OBJECTIVE:
Wherever the string "Revenus" appears in a line, extract that line.
::: DATA :::
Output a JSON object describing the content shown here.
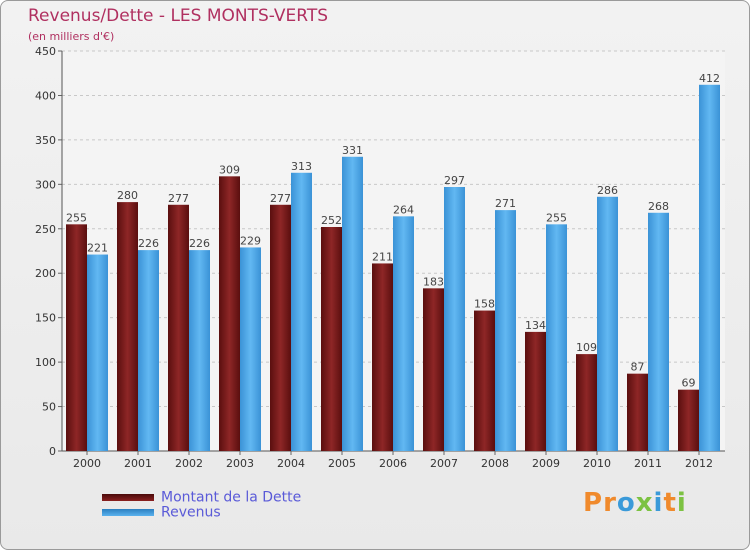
{
  "chart_data": {
    "type": "bar",
    "title": "Revenus/Dette - LES MONTS-VERTS",
    "subtitle": "(en milliers d'€)",
    "xlabel": "",
    "ylabel": "",
    "ylim": [
      0,
      450
    ],
    "yticks": [
      0,
      50,
      100,
      150,
      200,
      250,
      300,
      350,
      400,
      450
    ],
    "grid": true,
    "categories": [
      "2000",
      "2001",
      "2002",
      "2003",
      "2004",
      "2005",
      "2006",
      "2007",
      "2008",
      "2009",
      "2010",
      "2011",
      "2012"
    ],
    "series": [
      {
        "name": "Montant de la Dette",
        "color": "#7a1a1a",
        "values": [
          255,
          280,
          277,
          309,
          277,
          252,
          211,
          183,
          158,
          134,
          109,
          87,
          69
        ]
      },
      {
        "name": "Revenus",
        "color": "#4aa3e6",
        "values": [
          221,
          226,
          226,
          229,
          313,
          331,
          264,
          297,
          271,
          255,
          286,
          268,
          412
        ]
      }
    ],
    "legend_position": "bottom-left"
  },
  "brand": {
    "logo_text": "Proxiti",
    "logo_colors": [
      "#f08a2c",
      "#f08a2c",
      "#3a9ad9",
      "#7cc242",
      "#3a9ad9",
      "#f08a2c",
      "#7cc242"
    ]
  }
}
:::
COMPLETED TASK:
    "title": "Revenus/Dette - LES MONTS-VERTS",
        "name": "Revenus",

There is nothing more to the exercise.